Task data →
....................

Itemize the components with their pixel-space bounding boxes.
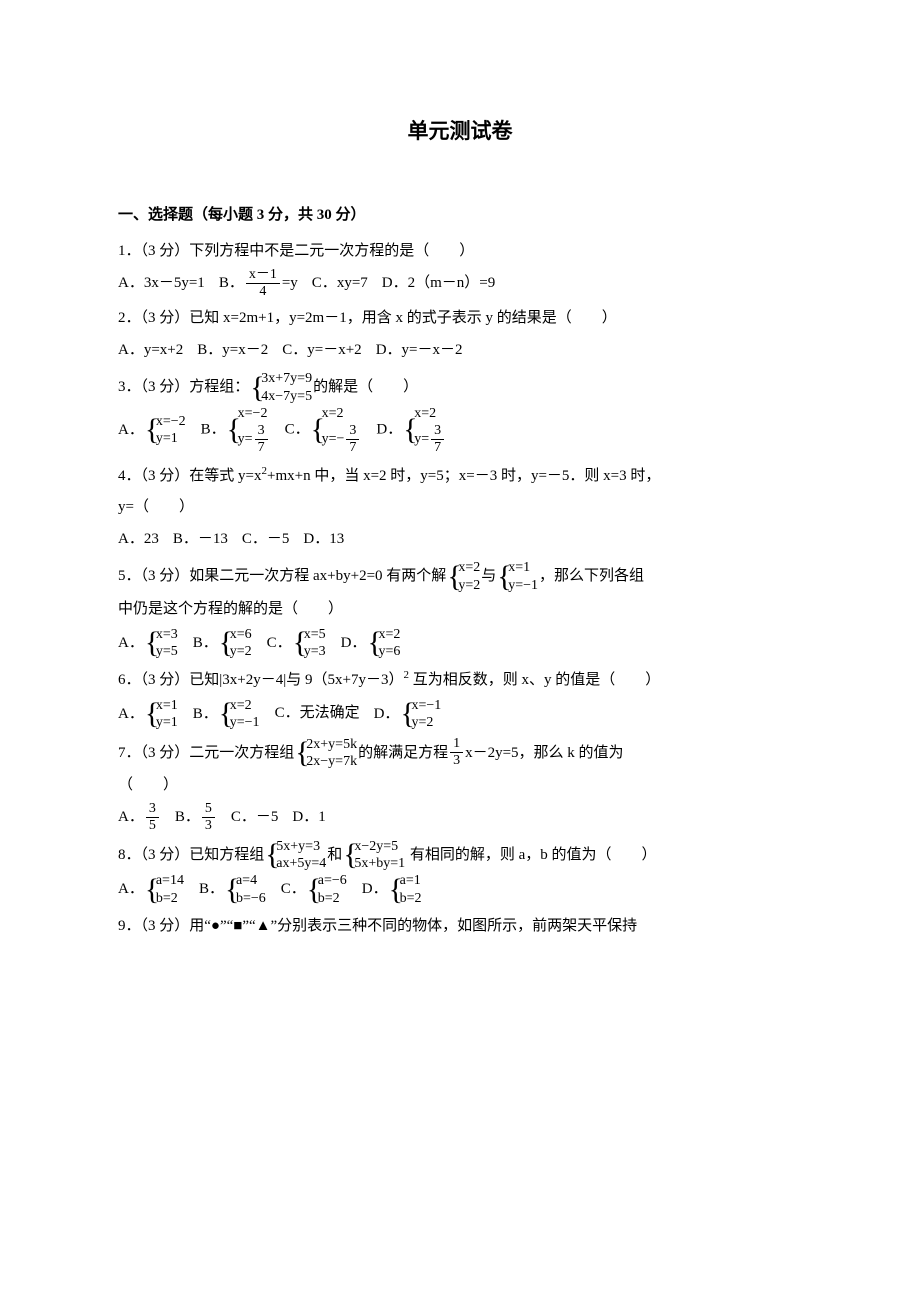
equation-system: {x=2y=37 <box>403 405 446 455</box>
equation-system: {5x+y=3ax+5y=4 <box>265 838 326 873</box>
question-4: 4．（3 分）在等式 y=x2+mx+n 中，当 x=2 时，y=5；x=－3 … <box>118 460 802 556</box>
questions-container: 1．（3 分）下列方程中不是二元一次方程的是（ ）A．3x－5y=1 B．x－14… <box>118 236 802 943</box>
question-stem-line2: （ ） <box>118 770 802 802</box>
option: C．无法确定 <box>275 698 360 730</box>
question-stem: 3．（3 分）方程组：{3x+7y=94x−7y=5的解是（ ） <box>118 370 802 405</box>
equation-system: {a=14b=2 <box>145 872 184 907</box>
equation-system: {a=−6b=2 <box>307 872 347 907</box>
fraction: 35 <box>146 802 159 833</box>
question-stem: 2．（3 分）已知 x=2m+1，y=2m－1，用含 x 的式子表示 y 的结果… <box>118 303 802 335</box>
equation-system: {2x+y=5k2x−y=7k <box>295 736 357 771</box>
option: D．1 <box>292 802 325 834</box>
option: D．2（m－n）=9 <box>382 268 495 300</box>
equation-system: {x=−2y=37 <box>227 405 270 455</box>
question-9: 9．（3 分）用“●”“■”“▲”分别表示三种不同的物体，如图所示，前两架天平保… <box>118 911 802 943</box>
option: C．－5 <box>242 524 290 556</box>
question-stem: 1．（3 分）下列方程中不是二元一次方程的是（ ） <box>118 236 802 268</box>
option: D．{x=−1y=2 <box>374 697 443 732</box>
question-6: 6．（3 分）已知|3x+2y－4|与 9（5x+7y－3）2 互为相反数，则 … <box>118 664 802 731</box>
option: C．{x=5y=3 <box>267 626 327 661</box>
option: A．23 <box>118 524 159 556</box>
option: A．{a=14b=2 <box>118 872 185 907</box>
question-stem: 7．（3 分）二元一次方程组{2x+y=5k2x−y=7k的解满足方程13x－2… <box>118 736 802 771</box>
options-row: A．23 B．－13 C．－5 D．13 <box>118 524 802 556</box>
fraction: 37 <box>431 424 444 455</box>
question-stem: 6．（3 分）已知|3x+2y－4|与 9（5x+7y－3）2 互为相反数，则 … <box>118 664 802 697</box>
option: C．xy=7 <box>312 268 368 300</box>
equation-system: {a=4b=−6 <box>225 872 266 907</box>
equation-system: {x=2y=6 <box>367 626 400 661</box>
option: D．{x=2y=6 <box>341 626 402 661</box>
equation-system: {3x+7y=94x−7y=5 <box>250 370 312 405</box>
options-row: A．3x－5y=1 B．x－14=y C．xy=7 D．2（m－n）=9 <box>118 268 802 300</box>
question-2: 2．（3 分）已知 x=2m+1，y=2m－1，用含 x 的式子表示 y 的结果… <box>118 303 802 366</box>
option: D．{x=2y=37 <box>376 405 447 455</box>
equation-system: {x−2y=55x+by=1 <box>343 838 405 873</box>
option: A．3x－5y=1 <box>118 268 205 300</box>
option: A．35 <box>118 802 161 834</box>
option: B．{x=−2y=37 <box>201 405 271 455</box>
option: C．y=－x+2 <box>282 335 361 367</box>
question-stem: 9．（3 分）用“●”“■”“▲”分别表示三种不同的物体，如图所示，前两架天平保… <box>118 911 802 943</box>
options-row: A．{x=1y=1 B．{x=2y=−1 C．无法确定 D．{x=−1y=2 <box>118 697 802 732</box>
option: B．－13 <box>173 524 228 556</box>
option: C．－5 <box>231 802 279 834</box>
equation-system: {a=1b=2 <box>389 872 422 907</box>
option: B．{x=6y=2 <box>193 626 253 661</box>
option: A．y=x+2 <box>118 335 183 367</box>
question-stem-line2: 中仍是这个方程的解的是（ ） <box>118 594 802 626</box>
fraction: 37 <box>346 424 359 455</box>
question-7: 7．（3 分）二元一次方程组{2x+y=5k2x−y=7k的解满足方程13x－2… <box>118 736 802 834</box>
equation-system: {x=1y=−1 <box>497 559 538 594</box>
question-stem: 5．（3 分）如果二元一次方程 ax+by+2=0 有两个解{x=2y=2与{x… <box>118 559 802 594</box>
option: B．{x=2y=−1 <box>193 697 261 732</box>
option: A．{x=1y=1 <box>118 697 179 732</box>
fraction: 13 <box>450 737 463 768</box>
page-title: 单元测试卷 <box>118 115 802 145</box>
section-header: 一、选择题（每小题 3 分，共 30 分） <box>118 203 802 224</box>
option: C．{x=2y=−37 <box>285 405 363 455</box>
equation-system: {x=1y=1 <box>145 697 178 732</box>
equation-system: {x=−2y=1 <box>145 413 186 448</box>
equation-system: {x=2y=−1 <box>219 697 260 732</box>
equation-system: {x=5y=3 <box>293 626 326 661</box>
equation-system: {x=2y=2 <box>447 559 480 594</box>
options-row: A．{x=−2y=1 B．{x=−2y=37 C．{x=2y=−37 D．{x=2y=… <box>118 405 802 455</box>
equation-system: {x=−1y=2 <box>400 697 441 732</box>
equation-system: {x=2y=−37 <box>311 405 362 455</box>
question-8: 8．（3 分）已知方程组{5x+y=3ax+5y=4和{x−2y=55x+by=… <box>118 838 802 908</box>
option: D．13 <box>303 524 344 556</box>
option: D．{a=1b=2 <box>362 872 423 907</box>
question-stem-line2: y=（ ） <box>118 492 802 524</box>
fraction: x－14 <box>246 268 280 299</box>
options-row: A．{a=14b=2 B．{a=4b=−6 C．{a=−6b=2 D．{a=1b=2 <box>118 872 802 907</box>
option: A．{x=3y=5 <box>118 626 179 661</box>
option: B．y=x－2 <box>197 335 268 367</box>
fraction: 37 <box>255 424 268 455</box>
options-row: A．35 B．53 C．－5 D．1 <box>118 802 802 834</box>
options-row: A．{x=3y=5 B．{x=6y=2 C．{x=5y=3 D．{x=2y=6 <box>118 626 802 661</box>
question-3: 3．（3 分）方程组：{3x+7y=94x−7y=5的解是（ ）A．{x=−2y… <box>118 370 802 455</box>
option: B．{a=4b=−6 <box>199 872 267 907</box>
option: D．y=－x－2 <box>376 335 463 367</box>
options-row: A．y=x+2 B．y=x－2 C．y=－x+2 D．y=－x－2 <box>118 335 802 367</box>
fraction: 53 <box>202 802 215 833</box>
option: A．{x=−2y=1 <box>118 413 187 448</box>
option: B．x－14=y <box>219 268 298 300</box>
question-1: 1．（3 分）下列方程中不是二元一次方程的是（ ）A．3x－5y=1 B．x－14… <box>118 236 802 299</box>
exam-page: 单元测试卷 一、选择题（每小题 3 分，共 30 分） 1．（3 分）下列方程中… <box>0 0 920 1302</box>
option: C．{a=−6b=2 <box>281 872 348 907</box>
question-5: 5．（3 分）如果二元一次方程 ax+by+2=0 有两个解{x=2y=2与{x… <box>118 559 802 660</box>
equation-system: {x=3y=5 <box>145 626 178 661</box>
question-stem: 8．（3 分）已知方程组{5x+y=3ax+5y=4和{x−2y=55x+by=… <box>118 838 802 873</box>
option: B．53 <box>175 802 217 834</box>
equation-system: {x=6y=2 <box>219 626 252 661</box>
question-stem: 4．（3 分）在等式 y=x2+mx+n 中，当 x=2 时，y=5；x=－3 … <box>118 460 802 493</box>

....................

Exercise objective → Retype all of the entries above line for line without changing anything. Leave the pictures out.

Output →
Itemize the components with their pixel-space bounding boxes.
equation-system: {x=2y=37 <box>403 405 446 455</box>
equation-system: {5x+y=3ax+5y=4 <box>265 838 326 873</box>
question-4: 4．（3 分）在等式 y=x2+mx+n 中，当 x=2 时，y=5；x=－3 … <box>118 460 802 556</box>
questions-container: 1．（3 分）下列方程中不是二元一次方程的是（ ）A．3x－5y=1 B．x－14… <box>118 236 802 943</box>
question-stem-line2: （ ） <box>118 770 802 802</box>
option: C．无法确定 <box>275 698 360 730</box>
question-stem: 3．（3 分）方程组：{3x+7y=94x−7y=5的解是（ ） <box>118 370 802 405</box>
equation-system: {a=14b=2 <box>145 872 184 907</box>
equation-system: {a=−6b=2 <box>307 872 347 907</box>
fraction: 35 <box>146 802 159 833</box>
question-stem: 2．（3 分）已知 x=2m+1，y=2m－1，用含 x 的式子表示 y 的结果… <box>118 303 802 335</box>
equation-system: {2x+y=5k2x−y=7k <box>295 736 357 771</box>
option: D．1 <box>292 802 325 834</box>
option: D．2（m－n）=9 <box>382 268 495 300</box>
equation-system: {x=−2y=37 <box>227 405 270 455</box>
question-9: 9．（3 分）用“●”“■”“▲”分别表示三种不同的物体，如图所示，前两架天平保… <box>118 911 802 943</box>
option: C．－5 <box>242 524 290 556</box>
question-stem: 1．（3 分）下列方程中不是二元一次方程的是（ ） <box>118 236 802 268</box>
option: D．{x=−1y=2 <box>374 697 443 732</box>
question-6: 6．（3 分）已知|3x+2y－4|与 9（5x+7y－3）2 互为相反数，则 … <box>118 664 802 731</box>
option: C．{x=5y=3 <box>267 626 327 661</box>
option: A．23 <box>118 524 159 556</box>
option: A．{a=14b=2 <box>118 872 185 907</box>
question-stem: 7．（3 分）二元一次方程组{2x+y=5k2x−y=7k的解满足方程13x－2… <box>118 736 802 771</box>
options-row: A．23 B．－13 C．－5 D．13 <box>118 524 802 556</box>
fraction: 37 <box>431 424 444 455</box>
question-stem: 6．（3 分）已知|3x+2y－4|与 9（5x+7y－3）2 互为相反数，则 … <box>118 664 802 697</box>
option: C．xy=7 <box>312 268 368 300</box>
equation-system: {a=4b=−6 <box>225 872 266 907</box>
equation-system: {x=2y=6 <box>367 626 400 661</box>
option: D．{x=2y=6 <box>341 626 402 661</box>
equation-system: {3x+7y=94x−7y=5 <box>250 370 312 405</box>
options-row: A．3x－5y=1 B．x－14=y C．xy=7 D．2（m－n）=9 <box>118 268 802 300</box>
question-2: 2．（3 分）已知 x=2m+1，y=2m－1，用含 x 的式子表示 y 的结果… <box>118 303 802 366</box>
option: D．{x=2y=37 <box>376 405 447 455</box>
equation-system: {x−2y=55x+by=1 <box>343 838 405 873</box>
option: A．3x－5y=1 <box>118 268 205 300</box>
option: A．35 <box>118 802 161 834</box>
option: B．{x=−2y=37 <box>201 405 271 455</box>
option: C．y=－x+2 <box>282 335 361 367</box>
question-stem: 9．（3 分）用“●”“■”“▲”分别表示三种不同的物体，如图所示，前两架天平保… <box>118 911 802 943</box>
options-row: A．{x=1y=1 B．{x=2y=−1 C．无法确定 D．{x=−1y=2 <box>118 697 802 732</box>
option: B．－13 <box>173 524 228 556</box>
option: C．－5 <box>231 802 279 834</box>
equation-system: {a=1b=2 <box>389 872 422 907</box>
option: B．{x=6y=2 <box>193 626 253 661</box>
option: A．y=x+2 <box>118 335 183 367</box>
question-stem-line2: 中仍是这个方程的解的是（ ） <box>118 594 802 626</box>
fraction: 37 <box>346 424 359 455</box>
question-7: 7．（3 分）二元一次方程组{2x+y=5k2x−y=7k的解满足方程13x－2… <box>118 736 802 834</box>
equation-system: {x=1y=−1 <box>497 559 538 594</box>
question-stem: 5．（3 分）如果二元一次方程 ax+by+2=0 有两个解{x=2y=2与{x… <box>118 559 802 594</box>
option: B．{x=2y=−1 <box>193 697 261 732</box>
option: A．{x=1y=1 <box>118 697 179 732</box>
fraction: 13 <box>450 737 463 768</box>
page-title: 单元测试卷 <box>118 115 802 145</box>
section-header: 一、选择题（每小题 3 分，共 30 分） <box>118 203 802 224</box>
option: C．{x=2y=−37 <box>285 405 363 455</box>
equation-system: {x=1y=1 <box>145 697 178 732</box>
equation-system: {x=−2y=1 <box>145 413 186 448</box>
equation-system: {x=2y=−1 <box>219 697 260 732</box>
equation-system: {x=5y=3 <box>293 626 326 661</box>
equation-system: {x=2y=2 <box>447 559 480 594</box>
options-row: A．{x=−2y=1 B．{x=−2y=37 C．{x=2y=−37 D．{x=2y=… <box>118 405 802 455</box>
equation-system: {x=−1y=2 <box>400 697 441 732</box>
equation-system: {x=2y=−37 <box>311 405 362 455</box>
question-8: 8．（3 分）已知方程组{5x+y=3ax+5y=4和{x−2y=55x+by=… <box>118 838 802 908</box>
option: D．13 <box>303 524 344 556</box>
option: D．{a=1b=2 <box>362 872 423 907</box>
question-stem-line2: y=（ ） <box>118 492 802 524</box>
fraction: x－14 <box>246 268 280 299</box>
options-row: A．{a=14b=2 B．{a=4b=−6 C．{a=−6b=2 D．{a=1b=2 <box>118 872 802 907</box>
option: A．{x=3y=5 <box>118 626 179 661</box>
option: B．y=x－2 <box>197 335 268 367</box>
fraction: 37 <box>255 424 268 455</box>
options-row: A．35 B．53 C．－5 D．1 <box>118 802 802 834</box>
options-row: A．{x=3y=5 B．{x=6y=2 C．{x=5y=3 D．{x=2y=6 <box>118 626 802 661</box>
question-3: 3．（3 分）方程组：{3x+7y=94x−7y=5的解是（ ）A．{x=−2y… <box>118 370 802 455</box>
option: B．{a=4b=−6 <box>199 872 267 907</box>
option: D．y=－x－2 <box>376 335 463 367</box>
options-row: A．y=x+2 B．y=x－2 C．y=－x+2 D．y=－x－2 <box>118 335 802 367</box>
fraction: 53 <box>202 802 215 833</box>
option: A．{x=−2y=1 <box>118 413 187 448</box>
option: B．x－14=y <box>219 268 298 300</box>
question-1: 1．（3 分）下列方程中不是二元一次方程的是（ ）A．3x－5y=1 B．x－14… <box>118 236 802 299</box>
exam-page: 单元测试卷 一、选择题（每小题 3 分，共 30 分） 1．（3 分）下列方程中… <box>0 0 920 1302</box>
option: C．{a=−6b=2 <box>281 872 348 907</box>
question-5: 5．（3 分）如果二元一次方程 ax+by+2=0 有两个解{x=2y=2与{x… <box>118 559 802 660</box>
equation-system: {x=3y=5 <box>145 626 178 661</box>
question-stem: 8．（3 分）已知方程组{5x+y=3ax+5y=4和{x−2y=55x+by=… <box>118 838 802 873</box>
option: B．53 <box>175 802 217 834</box>
equation-system: {x=6y=2 <box>219 626 252 661</box>
question-stem: 4．（3 分）在等式 y=x2+mx+n 中，当 x=2 时，y=5；x=－3 … <box>118 460 802 493</box>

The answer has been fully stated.